**Task requirements:** Copy out the listing that follows, exactly, without its pictures.

**Provided material:**
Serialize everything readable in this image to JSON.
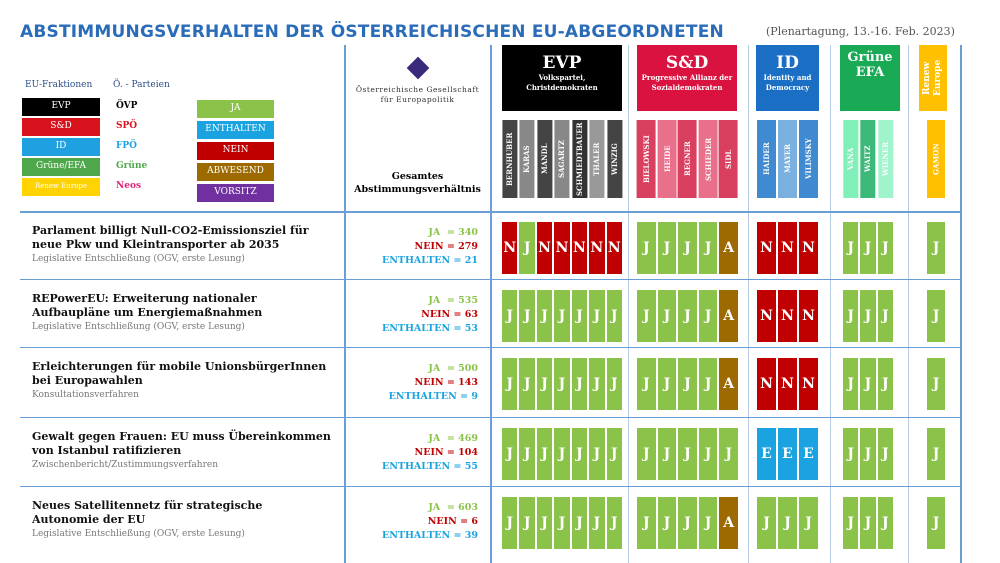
{
  "title": "ABSTIMMUNGSVERHALTEN DER ÖSTERREICHISCHEN  EU-ABGEORDNETEN",
  "subtitle": "(Plenartagung, 13.-16. Feb. 2023)",
  "legend": {
    "fraktionen_label": "EU-Fraktionen",
    "parteien_label": "Ö. - Parteien",
    "fraktionen": [
      {
        "label": "EVP",
        "color": "#000000",
        "party": "ÖVP",
        "pcolor": "#000000"
      },
      {
        "label": "S&D",
        "color": "#d7141e",
        "party": "SPÖ",
        "pcolor": "#d7141e"
      },
      {
        "label": "ID",
        "color": "#1fa0e0",
        "party": "FPÖ",
        "pcolor": "#1fa0e0"
      },
      {
        "label": "Grüne/EFA",
        "color": "#4ea84b",
        "party": "Grüne",
        "pcolor": "#4ea84b"
      },
      {
        "label": "Renew Europe",
        "color": "#ffd200",
        "party": "Neos",
        "pcolor": "#e0247a"
      }
    ],
    "votes": [
      {
        "label": "JA",
        "color": "#8bc34a"
      },
      {
        "label": "ENTHALTEN",
        "color": "#1aa3e0"
      },
      {
        "label": "NEIN",
        "color": "#c00000"
      },
      {
        "label": "ABWESEND",
        "color": "#9c6a00"
      },
      {
        "label": "VORSITZ",
        "color": "#7030a0"
      }
    ]
  },
  "logo_text": "Österreichische Gesellschaft für Europapolitik",
  "totals_header": "Gesamtes Abstimmungsverhältnis",
  "groups": [
    {
      "abbr": "EVP",
      "name": "Volkspartei, Christdemokraten",
      "color": "#000000",
      "members": [
        "BERNHUBER",
        "KARAS",
        "MANDL",
        "SAGARTZ",
        "SCHMIEDTBAUER",
        "THALER",
        "WINZIG"
      ],
      "mcolors": [
        "#444",
        "#888",
        "#444",
        "#888",
        "#333",
        "#999",
        "#444"
      ]
    },
    {
      "abbr": "S&D",
      "name": "Progressive Allianz der Sozialdemokraten",
      "color": "#d9123f",
      "members": [
        "BIELOWSKI",
        "HEIDE",
        "REGNER",
        "SCHIEDER",
        "SIDL"
      ],
      "mcolors": [
        "#d94060",
        "#e8708a",
        "#d94060",
        "#e8708a",
        "#d94060"
      ]
    },
    {
      "abbr": "ID",
      "name": "Identity and Democracy",
      "color": "#1a6fc4",
      "members": [
        "HAIDER",
        "MAYER",
        "VILIMSKY"
      ],
      "mcolors": [
        "#3f8ad0",
        "#7ab0e0",
        "#3f8ad0"
      ]
    },
    {
      "abbr": "Grüne EFA",
      "name": "",
      "color": "#1aaa55",
      "members": [
        "VANA",
        "WAITZ",
        "WIENER"
      ],
      "mcolors": [
        "#80f0b8",
        "#3cb878",
        "#a0f4cc"
      ]
    },
    {
      "abbr": "Renew Europe",
      "name": "",
      "color": "#ffc000",
      "members": [
        "GAMON"
      ],
      "mcolors": [
        "#ffc000"
      ]
    }
  ],
  "vote_colors": {
    "J": "#8bc34a",
    "N": "#c00000",
    "A": "#9c6a00",
    "E": "#1aa3e0"
  },
  "rows": [
    {
      "title": "Parlament billigt Null-CO2-Emissionsziel für neue Pkw und Kleintransporter ab 2035",
      "sub": "Legislative Entschließung (OGV, erste Lesung)",
      "ja": "JA  = 340",
      "nein": "NEIN = 279",
      "enth": "ENTHALTEN = 21",
      "votes": [
        [
          "N",
          "J",
          "N",
          "N",
          "N",
          "N",
          "N"
        ],
        [
          "J",
          "J",
          "J",
          "J",
          "A"
        ],
        [
          "N",
          "N",
          "N"
        ],
        [
          "J",
          "J",
          "J"
        ],
        [
          "J"
        ]
      ]
    },
    {
      "title": "REPowerEU: Erweiterung nationaler Aufbaupläne um Energiemaßnahmen",
      "sub": "Legislative Entschließung (OGV, erste Lesung)",
      "ja": "JA  = 535",
      "nein": "NEIN = 63",
      "enth": "ENTHALTEN = 53",
      "votes": [
        [
          "J",
          "J",
          "J",
          "J",
          "J",
          "J",
          "J"
        ],
        [
          "J",
          "J",
          "J",
          "J",
          "A"
        ],
        [
          "N",
          "N",
          "N"
        ],
        [
          "J",
          "J",
          "J"
        ],
        [
          "J"
        ]
      ]
    },
    {
      "title": "Erleichterungen für mobile UnionsbürgerInnen bei Europawahlen",
      "sub": "Konsultationsverfahren",
      "ja": "JA  = 500",
      "nein": "NEIN = 143",
      "enth": "ENTHALTEN = 9",
      "votes": [
        [
          "J",
          "J",
          "J",
          "J",
          "J",
          "J",
          "J"
        ],
        [
          "J",
          "J",
          "J",
          "J",
          "A"
        ],
        [
          "N",
          "N",
          "N"
        ],
        [
          "J",
          "J",
          "J"
        ],
        [
          "J"
        ]
      ]
    },
    {
      "title": "Gewalt gegen Frauen: EU muss Übereinkommen von Istanbul ratifizieren",
      "sub": "Zwischenbericht/Zustimmungsverfahren",
      "ja": "JA  = 469",
      "nein": "NEIN = 104",
      "enth": "ENTHALTEN = 55",
      "votes": [
        [
          "J",
          "J",
          "J",
          "J",
          "J",
          "J",
          "J"
        ],
        [
          "J",
          "J",
          "J",
          "J",
          "J"
        ],
        [
          "E",
          "E",
          "E"
        ],
        [
          "J",
          "J",
          "J"
        ],
        [
          "J"
        ]
      ]
    },
    {
      "title": "Neues Satellitennetz für strategische Autonomie der EU",
      "sub": "Legislative Entschließung (OGV, erste Lesung)",
      "ja": "JA  = 603",
      "nein": "NEIN = 6",
      "enth": "ENTHALTEN = 39",
      "votes": [
        [
          "J",
          "J",
          "J",
          "J",
          "J",
          "J",
          "J"
        ],
        [
          "J",
          "J",
          "J",
          "J",
          "A"
        ],
        [
          "J",
          "J",
          "J"
        ],
        [
          "J",
          "J",
          "J"
        ],
        [
          "J"
        ]
      ]
    }
  ]
}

**Output for this task:**
Serialize everything readable in this image to JSON.
{
  "title": "ABSTIMMUNGSVERHALTEN DER ÖSTERREICHISCHEN  EU-ABGEORDNETEN",
  "subtitle": "(Plenartagung, 13.-16. Feb. 2023)",
  "legend": {
    "fraktionen_label": "EU-Fraktionen",
    "parteien_label": "Ö. - Parteien",
    "fraktionen": [
      {
        "label": "EVP",
        "color": "#000000",
        "party": "ÖVP",
        "pcolor": "#000000"
      },
      {
        "label": "S&D",
        "color": "#d7141e",
        "party": "SPÖ",
        "pcolor": "#d7141e"
      },
      {
        "label": "ID",
        "color": "#1fa0e0",
        "party": "FPÖ",
        "pcolor": "#1fa0e0"
      },
      {
        "label": "Grüne/EFA",
        "color": "#4ea84b",
        "party": "Grüne",
        "pcolor": "#4ea84b"
      },
      {
        "label": "Renew Europe",
        "color": "#ffd200",
        "party": "Neos",
        "pcolor": "#e0247a"
      }
    ],
    "votes": [
      {
        "label": "JA",
        "color": "#8bc34a"
      },
      {
        "label": "ENTHALTEN",
        "color": "#1aa3e0"
      },
      {
        "label": "NEIN",
        "color": "#c00000"
      },
      {
        "label": "ABWESEND",
        "color": "#9c6a00"
      },
      {
        "label": "VORSITZ",
        "color": "#7030a0"
      }
    ]
  },
  "logo_text": "Österreichische Gesellschaft für Europapolitik",
  "totals_header": "Gesamtes Abstimmungsverhältnis",
  "groups": [
    {
      "abbr": "EVP",
      "name": "Volkspartei, Christdemokraten",
      "color": "#000000",
      "members": [
        "BERNHUBER",
        "KARAS",
        "MANDL",
        "SAGARTZ",
        "SCHMIEDTBAUER",
        "THALER",
        "WINZIG"
      ],
      "mcolors": [
        "#444",
        "#888",
        "#444",
        "#888",
        "#333",
        "#999",
        "#444"
      ]
    },
    {
      "abbr": "S&D",
      "name": "Progressive Allianz der Sozialdemokraten",
      "color": "#d9123f",
      "members": [
        "BIELOWSKI",
        "HEIDE",
        "REGNER",
        "SCHIEDER",
        "SIDL"
      ],
      "mcolors": [
        "#d94060",
        "#e8708a",
        "#d94060",
        "#e8708a",
        "#d94060"
      ]
    },
    {
      "abbr": "ID",
      "name": "Identity and Democracy",
      "color": "#1a6fc4",
      "members": [
        "HAIDER",
        "MAYER",
        "VILIMSKY"
      ],
      "mcolors": [
        "#3f8ad0",
        "#7ab0e0",
        "#3f8ad0"
      ]
    },
    {
      "abbr": "Grüne EFA",
      "name": "",
      "color": "#1aaa55",
      "members": [
        "VANA",
        "WAITZ",
        "WIENER"
      ],
      "mcolors": [
        "#80f0b8",
        "#3cb878",
        "#a0f4cc"
      ]
    },
    {
      "abbr": "Renew Europe",
      "name": "",
      "color": "#ffc000",
      "members": [
        "GAMON"
      ],
      "mcolors": [
        "#ffc000"
      ]
    }
  ],
  "vote_colors": {
    "J": "#8bc34a",
    "N": "#c00000",
    "A": "#9c6a00",
    "E": "#1aa3e0"
  },
  "rows": [
    {
      "title": "Parlament billigt Null-CO2-Emissionsziel für neue Pkw und Kleintransporter ab 2035",
      "sub": "Legislative Entschließung (OGV, erste Lesung)",
      "ja": "JA  = 340",
      "nein": "NEIN = 279",
      "enth": "ENTHALTEN = 21",
      "votes": [
        [
          "N",
          "J",
          "N",
          "N",
          "N",
          "N",
          "N"
        ],
        [
          "J",
          "J",
          "J",
          "J",
          "A"
        ],
        [
          "N",
          "N",
          "N"
        ],
        [
          "J",
          "J",
          "J"
        ],
        [
          "J"
        ]
      ]
    },
    {
      "title": "REPowerEU: Erweiterung nationaler Aufbaupläne um Energiemaßnahmen",
      "sub": "Legislative Entschließung (OGV, erste Lesung)",
      "ja": "JA  = 535",
      "nein": "NEIN = 63",
      "enth": "ENTHALTEN = 53",
      "votes": [
        [
          "J",
          "J",
          "J",
          "J",
          "J",
          "J",
          "J"
        ],
        [
          "J",
          "J",
          "J",
          "J",
          "A"
        ],
        [
          "N",
          "N",
          "N"
        ],
        [
          "J",
          "J",
          "J"
        ],
        [
          "J"
        ]
      ]
    },
    {
      "title": "Erleichterungen für mobile UnionsbürgerInnen bei Europawahlen",
      "sub": "Konsultationsverfahren",
      "ja": "JA  = 500",
      "nein": "NEIN = 143",
      "enth": "ENTHALTEN = 9",
      "votes": [
        [
          "J",
          "J",
          "J",
          "J",
          "J",
          "J",
          "J"
        ],
        [
          "J",
          "J",
          "J",
          "J",
          "A"
        ],
        [
          "N",
          "N",
          "N"
        ],
        [
          "J",
          "J",
          "J"
        ],
        [
          "J"
        ]
      ]
    },
    {
      "title": "Gewalt gegen Frauen: EU muss Übereinkommen von Istanbul ratifizieren",
      "sub": "Zwischenbericht/Zustimmungsverfahren",
      "ja": "JA  = 469",
      "nein": "NEIN = 104",
      "enth": "ENTHALTEN = 55",
      "votes": [
        [
          "J",
          "J",
          "J",
          "J",
          "J",
          "J",
          "J"
        ],
        [
          "J",
          "J",
          "J",
          "J",
          "J"
        ],
        [
          "E",
          "E",
          "E"
        ],
        [
          "J",
          "J",
          "J"
        ],
        [
          "J"
        ]
      ]
    },
    {
      "title": "Neues Satellitennetz für strategische Autonomie der EU",
      "sub": "Legislative Entschließung (OGV, erste Lesung)",
      "ja": "JA  = 603",
      "nein": "NEIN = 6",
      "enth": "ENTHALTEN = 39",
      "votes": [
        [
          "J",
          "J",
          "J",
          "J",
          "J",
          "J",
          "J"
        ],
        [
          "J",
          "J",
          "J",
          "J",
          "A"
        ],
        [
          "J",
          "J",
          "J"
        ],
        [
          "J",
          "J",
          "J"
        ],
        [
          "J"
        ]
      ]
    }
  ]
}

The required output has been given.